• [Task details]:
Omit all images. Transcribe the rest of the material below exactly.

• [Material to process]:
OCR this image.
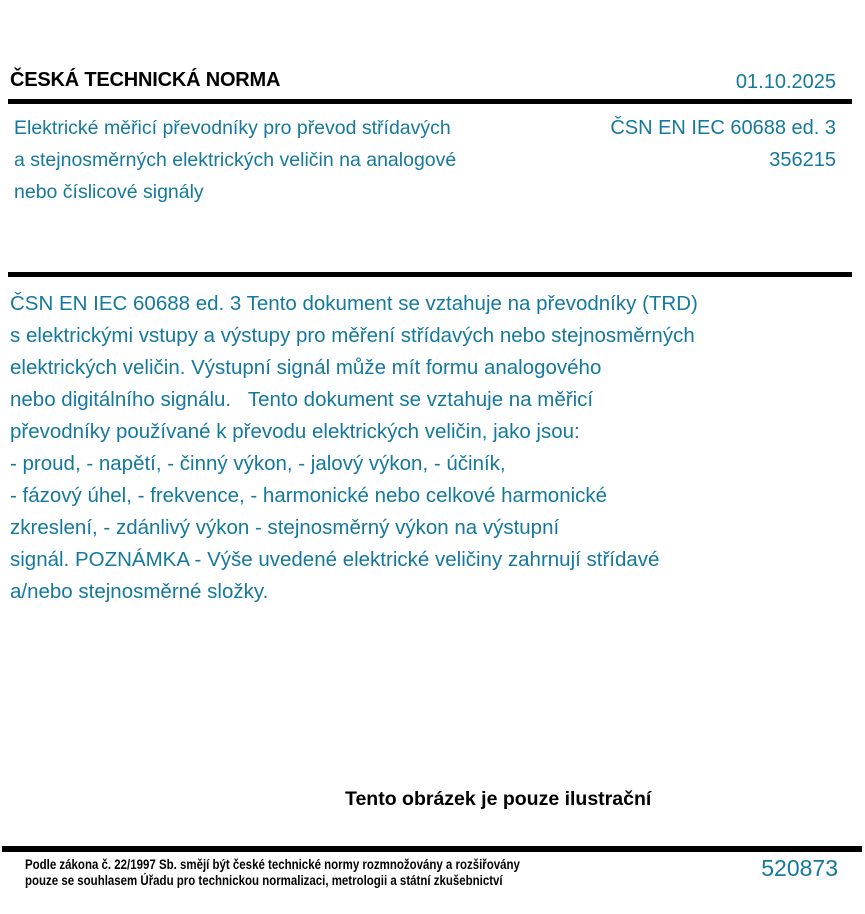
ČESKÁ TECHNICKÁ NORMA	01.10.2025
Elektrické měřicí převodníky pro převod střídavých
a stejnosměrných elektrických veličin na analogové
nebo číslicové signály
ČSN EN IEC 60688 ed. 3
356215
ČSN EN IEC 60688 ed. 3 Tento dokument se vztahuje na převodníky (TRD)
s elektrickými vstupy a výstupy pro měření střídavých nebo stejnosměrných
elektrických veličin. Výstupní signál může mít formu analogového
nebo digitálního signálu.   Tento dokument se vztahuje na měřicí
převodníky používané k převodu elektrických veličin, jako jsou:
- proud, - napětí, - činný výkon, - jalový výkon, - účiník,
- fázový úhel, - frekvence, - harmonické nebo celkové harmonické
zkreslení, - zdánlivý výkon - stejnosměrný výkon na výstupní
signál. POZNÁMKA - Výše uvedené elektrické veličiny zahrnují střídavé
a/nebo stejnosměrné složky.
Tento obrázek je pouze ilustrační
Podle zákona č. 22/1997 Sb. smějí být české technické normy rozmnožovány a rozšiřovány
pouze se souhlasem Úřadu pro technickou normalizaci, metrologii a státní zkušebnictví	520873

• [Answer to this exercise]:
OCR this image.
ČESKÁ TECHNICKÁ NORMA	01.10.2025
Elektrické měřicí převodníky pro převod střídavých
a stejnosměrných elektrických veličin na analogové
nebo číslicové signály
ČSN EN IEC 60688 ed. 3
356215
ČSN EN IEC 60688 ed. 3 Tento dokument se vztahuje na převodníky (TRD)
s elektrickými vstupy a výstupy pro měření střídavých nebo stejnosměrných
elektrických veličin. Výstupní signál může mít formu analogového
nebo digitálního signálu.   Tento dokument se vztahuje na měřicí
převodníky používané k převodu elektrických veličin, jako jsou:
- proud, - napětí, - činný výkon, - jalový výkon, - účiník,
- fázový úhel, - frekvence, - harmonické nebo celkové harmonické
zkreslení, - zdánlivý výkon - stejnosměrný výkon na výstupní
signál. POZNÁMKA - Výše uvedené elektrické veličiny zahrnují střídavé
a/nebo stejnosměrné složky.
Tento obrázek je pouze ilustrační
Podle zákona č. 22/1997 Sb. smějí být české technické normy rozmnožovány a rozšiřovány
pouze se souhlasem Úřadu pro technickou normalizaci, metrologii a státní zkušebnictví	520873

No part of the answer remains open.